(Figure dataset records)
━━━━

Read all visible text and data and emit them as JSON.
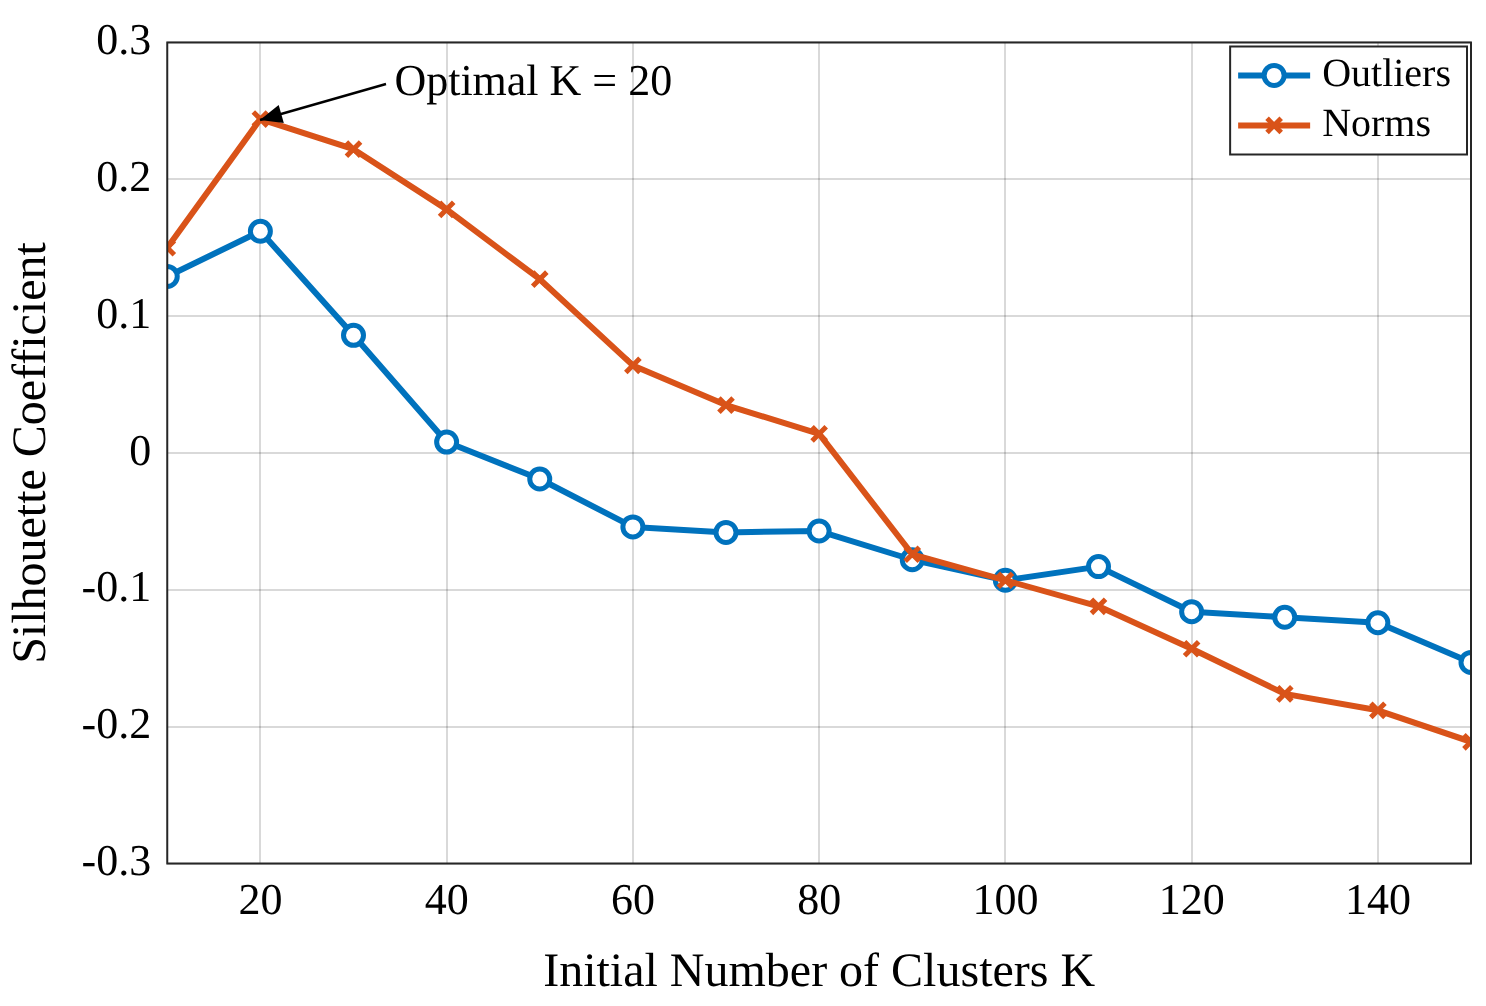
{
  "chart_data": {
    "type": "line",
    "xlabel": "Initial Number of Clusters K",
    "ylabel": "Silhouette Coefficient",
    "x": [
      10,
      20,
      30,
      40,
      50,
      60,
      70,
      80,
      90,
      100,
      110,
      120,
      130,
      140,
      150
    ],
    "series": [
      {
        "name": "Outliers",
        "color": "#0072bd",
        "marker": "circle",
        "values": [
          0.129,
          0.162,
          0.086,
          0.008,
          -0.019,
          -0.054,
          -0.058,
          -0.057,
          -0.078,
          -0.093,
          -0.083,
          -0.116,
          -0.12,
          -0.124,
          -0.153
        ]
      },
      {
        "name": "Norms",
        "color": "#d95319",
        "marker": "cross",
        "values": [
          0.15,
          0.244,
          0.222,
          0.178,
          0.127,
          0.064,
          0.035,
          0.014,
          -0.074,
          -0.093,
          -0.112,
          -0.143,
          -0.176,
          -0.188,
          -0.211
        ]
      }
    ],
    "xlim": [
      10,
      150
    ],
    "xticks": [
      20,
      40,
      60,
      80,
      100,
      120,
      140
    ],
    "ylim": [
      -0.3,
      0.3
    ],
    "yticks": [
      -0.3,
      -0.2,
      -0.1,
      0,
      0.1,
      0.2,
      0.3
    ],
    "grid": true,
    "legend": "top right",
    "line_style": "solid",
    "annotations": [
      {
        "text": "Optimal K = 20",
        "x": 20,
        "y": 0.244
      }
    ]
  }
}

━━━━

The records above need to be given again exactly. Omit the pictures.

### ANSWER TO THIS PROBLEM:
Read all visible text and data and emit them as JSON.
{
  "chart_data": {
    "type": "line",
    "xlabel": "Initial Number of Clusters K",
    "ylabel": "Silhouette Coefficient",
    "x": [
      10,
      20,
      30,
      40,
      50,
      60,
      70,
      80,
      90,
      100,
      110,
      120,
      130,
      140,
      150
    ],
    "series": [
      {
        "name": "Outliers",
        "color": "#0072bd",
        "marker": "circle",
        "values": [
          0.129,
          0.162,
          0.086,
          0.008,
          -0.019,
          -0.054,
          -0.058,
          -0.057,
          -0.078,
          -0.093,
          -0.083,
          -0.116,
          -0.12,
          -0.124,
          -0.153
        ]
      },
      {
        "name": "Norms",
        "color": "#d95319",
        "marker": "cross",
        "values": [
          0.15,
          0.244,
          0.222,
          0.178,
          0.127,
          0.064,
          0.035,
          0.014,
          -0.074,
          -0.093,
          -0.112,
          -0.143,
          -0.176,
          -0.188,
          -0.211
        ]
      }
    ],
    "xlim": [
      10,
      150
    ],
    "xticks": [
      20,
      40,
      60,
      80,
      100,
      120,
      140
    ],
    "ylim": [
      -0.3,
      0.3
    ],
    "yticks": [
      -0.3,
      -0.2,
      -0.1,
      0,
      0.1,
      0.2,
      0.3
    ],
    "grid": true,
    "legend": "top right",
    "line_style": "solid",
    "annotations": [
      {
        "text": "Optimal K = 20",
        "x": 20,
        "y": 0.244
      }
    ]
  }
}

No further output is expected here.